Sementara Zambrotta dan Thuram, secara kompak memilih Barcelona sebagai tempat berlabuh mereka. Tetapi yang paling menyakitkan bagi mereka yang amat mencintai klub ini ialah; proses terjadinya perpindahan Zlatan Ibrahimovic ke klub musuh bebuyutan mereka, Inter Milan.
Juventus tampak compang-camping dan berdarah-darah semenjaknya, pemain-pemain besar pergi, pelatih dengan raihan statistik kemenangan terbaik ketika itu juga turut hengkang. Sudah tak ada lagi Juventus yang menakutkan saat itu, sudah tak ada lagi teror kengerian yang menunggu kesebelasan lain di Serie A pada setiap minggunya. Juventus tampak sudah tamat, Serie A hanya menyisakan Inter Milan sebagai kandidat juara sendirian, sementara Juventus? Mereka memulai lagi fase hidupnya dari titik terendah dalam putaran roda kehidupan tadi, pada liga kasta kedua, di Serie B.
Pada tahun itu pula, pamor Liga Italia Serie A mulai meredup, skandal Calciopoli rupanya tidak hanya menjadikan pukulan bagi beberapa klub yang didakwa terlibat di dalamnya, melainkan juga memukul kompetisi Serie A itu sendiri secara keseluruhan. Serie A mulai tertinggal jauh oleh liga-liga lain yang dulu barangkali hanya dipandang sebelah mata. Jangankan dengan Spanyol dan Inggris, untuk mengejar Liga Jerman dan Portugal saja, Liga Italia masih kurang menarik.

··········

## Tugas A
Rangkumlah bacaan tentang kemerosotan Juventus ini dalam dua kalimat.
## Tugas B
Menurut bacaan ini, klub mana yang dipilih oleh Zambrotta dan Thuram?
## Tugas C
Tuliskan kembali bagian bacaan ini yang diawali dengan "Juventus tampak compang-camping" dan diakhiri dengan "di Serie B.".

## Daftar yang Diberikan
··········

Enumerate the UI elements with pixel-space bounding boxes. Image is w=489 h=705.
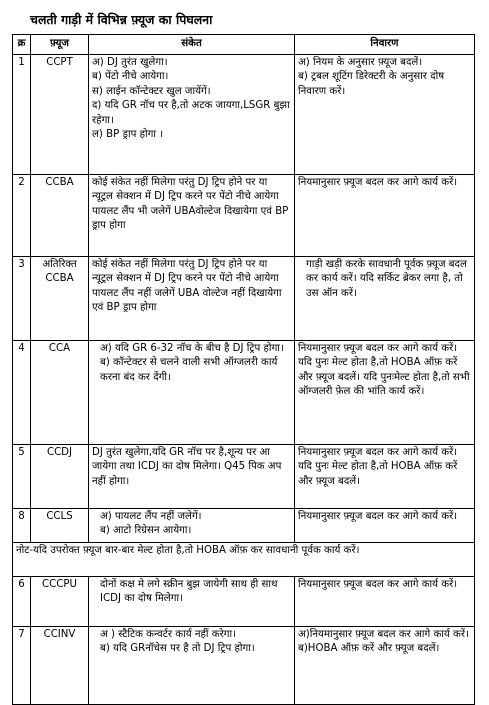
sign-line: ब) पेंटो नीचे आयेगा। xyxy=(92,71,169,82)
table-row xyxy=(13,340,475,444)
row-sn: 6 xyxy=(13,576,31,626)
row-remedy xyxy=(295,626,475,704)
sign-line: स) लाईन कॉन्टेक्टर खुल जायेंगें। xyxy=(92,85,211,97)
row-fuse: CCA xyxy=(31,340,89,444)
table-row xyxy=(13,508,475,542)
page-title: चलती गाड़ी में विभिन्न फ़्यूज का पिघलना xyxy=(30,12,213,27)
remedy-line: गाड़ी खड़ी करके सावधानी पूर्वक फ़्यूज बदल कर कार्य करें। यदि सर्किट ब्रेकर लगा है, तो उस ऑन करें। xyxy=(306,258,467,299)
row-sign xyxy=(89,54,295,174)
remedy-line: अ) नियम के अनुसार फ़्यूज बदलें। xyxy=(298,56,423,68)
header-sn: क्र xyxy=(13,35,31,55)
row-remedy xyxy=(295,54,475,174)
row-sign xyxy=(89,508,295,542)
row-remedy xyxy=(295,508,475,542)
row-fuse: CCDJ xyxy=(31,444,89,508)
row-sn: 1 xyxy=(13,54,31,174)
table-row xyxy=(13,256,475,340)
sign-line: कोई संकेत नहीं मिलेगा परंतु DJ ट्रिप होने पर या न्यूट्रल सेक्शन में DJ ट्रिप करने पर पेंटो नीचे आयेगा पायलट लैंप नहीं जलेगें UBA वोल्टेज नहीं दिखायेगा एवं BP ड्राप होगा xyxy=(92,258,282,313)
row-sign xyxy=(89,340,295,444)
sign-line: ब) आटो रिग्रेसन आयेगा। xyxy=(100,525,192,536)
remedy-line: नियमानुसार फ़्यूज बदल कर आगे कार्य करें। यदि पुनः मेल्ट होता है,तो HOBA ऑफ़ करें और फ़्यूज बदलें। xyxy=(298,446,458,487)
sign-line: अ ) स्टैटिक कन्वर्टर कार्य नहीं करेगा। xyxy=(100,628,237,640)
table-row xyxy=(13,576,475,626)
row-remedy xyxy=(295,340,475,444)
note-text: नोट-यदि उपरोक्त फ़्यूज बार-बार मेल्ट होता है,तो HOBA ऑफ़ कर सावधानी पूर्वक कार्य करें। xyxy=(13,542,475,576)
row-sign xyxy=(89,174,295,256)
row-sn: 5 xyxy=(13,444,31,508)
row-sn: 4 xyxy=(13,340,31,444)
row-fuse: CCCPU xyxy=(31,576,89,626)
table-row xyxy=(13,626,475,704)
row-sign xyxy=(89,626,295,704)
remedy-line: नियमानुसार फ़्यूज बदल कर आगे कार्य करें।यदि पुनः मेल्ट होता है,तो HOBA ऑफ़ करें और फ़्यूज बदलें। यदि पुनःमेल्ट होता है,तो सभी ऑग्जलरी फ़ेल की भांति कार्य करें। xyxy=(298,342,470,397)
sign-line: अ) यदि GR 6-32 नॉच के बीच है DJ ट्रिप होगा। xyxy=(100,342,284,354)
table-header-row xyxy=(13,35,475,55)
sign-line: द) यदि GR नॉच पर है,तो अटक जायगा,LSGR बुझा रहेगा। xyxy=(92,100,290,126)
sign-line: ब) यदि GRनॉचेस पर है तो DJ ट्रिप होगा। xyxy=(100,643,255,654)
remedy-line: ब) ट्रबल शूटिंग डिरेक्टरी के अनुसार दोष निवारण करें। xyxy=(298,71,445,97)
row-remedy xyxy=(295,444,475,508)
row-sn: 8 xyxy=(13,508,31,542)
row-fuse: CCPT xyxy=(31,54,89,174)
remedy-line: नियमानुसार फ़्यूज बदल कर आगे कार्य करें। xyxy=(298,176,458,188)
sign-line: DJ तुरंत खुलेगा,यदि GR नॉच पर है,शून्य पर आ जायेगा तथा ICDJ का दोष मिलेगा। Q45 पिक अप नहीं होगा। xyxy=(92,446,282,487)
sign-line: अ) DJ तुरंत खुलेगा। xyxy=(92,56,168,68)
sign-line: ब) कॉन्टेक्टर से चलने वाली सभी ऑग्जलरी कार्य करना बंद कर देंगी। xyxy=(100,357,278,383)
sign-line: ल) BP ड्राप होगा । xyxy=(92,129,164,140)
row-fuse: अतिरिक्त CCBA xyxy=(31,256,89,340)
row-sn: 7 xyxy=(13,626,31,704)
remedy-line: अ)नियमानुसार फ़्यूज बदल कर आगे कार्य करें। ब)HOBA ऑफ़ करें और फ़्यूज बदलें। xyxy=(298,628,469,654)
row-sign xyxy=(89,576,295,626)
row-remedy xyxy=(295,174,475,256)
sign-line: अ) पायलट लैंप नहीं जलेगें। xyxy=(100,510,202,522)
row-remedy xyxy=(295,256,475,340)
row-fuse: CCBA xyxy=(31,174,89,256)
table-row xyxy=(13,444,475,508)
note-row xyxy=(13,542,475,576)
row-sign xyxy=(89,256,295,340)
header-fuse: फ़्यूज xyxy=(31,35,89,55)
row-sn: 2 xyxy=(13,174,31,256)
header-sign: संकेत xyxy=(89,35,295,55)
remedy-line: नियमानुसार फ़्यूज बदल कर आगे कार्य करें। xyxy=(298,510,458,522)
row-remedy xyxy=(295,576,475,626)
row-sn: 3 xyxy=(13,256,31,340)
table-row xyxy=(13,174,475,256)
row-fuse: CCINV xyxy=(31,626,89,704)
header-remedy: निवारण xyxy=(295,35,475,55)
row-sign xyxy=(89,444,295,508)
row-fuse: CCLS xyxy=(31,508,89,542)
fuse-table xyxy=(12,34,475,705)
sign-line: कोई संकेत नहीं मिलेगा परंतु DJ ट्रिप होने पर या न्यूट्रल सेक्शन में DJ ट्रिप करने पर पेंटो नीचे आयेगा पायलट लैंप भी जलेगें UBAवोल्टेज दिखायेगा एवं BP ड्राप होगा xyxy=(92,176,289,231)
table-row xyxy=(13,54,475,174)
remedy-line: नियमानुसार फ़्यूज बदल कर आगे कार्य करें। xyxy=(298,578,458,590)
sign-line: दोनों कक्ष मे लगे स्क्रीन बुझ जायेगी साथ ही साथ ICDJ का दोष मिलेगा। xyxy=(100,578,278,604)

··········

## Hasil Latihan A
Setelah para pemain besar dan pelatihnya pergi, termasuk Zlatan Ibrahimovic yang pindah ke Inter Milan, Juventus tidak lagi menakutkan dan harus memulai kembali dari Serie B. Pada tahun yang sama, skandal Calciopoli juga meredupkan pamor Serie A secara keseluruhan sehingga liga tersebut tertinggal jauh oleh liga-liga lain.

## Hasil Latihan B
Barcelona.

## Hasil Latihan C
Juventus tampak compang-camping dan berdarah-darah semenjaknya, pemain-pemain besar pergi, pelatih dengan raihan statistik kemenangan terbaik ketika itu juga turut hengkang. Sudah tak ada lagi Juventus yang menakutkan saat itu, sudah tak ada lagi teror kengerian yang menunggu kesebelasan lain di Serie A pada setiap minggunya. Juventus tampak sudah tamat, Serie A hanya menyisakan Inter Milan sebagai kandidat juara sendirian, sementara Juventus? Mereka memulai lagi fase hidupnya dari titik terendah dalam putaran roda kehidupan tadi, pada liga kasta kedua, di Serie B.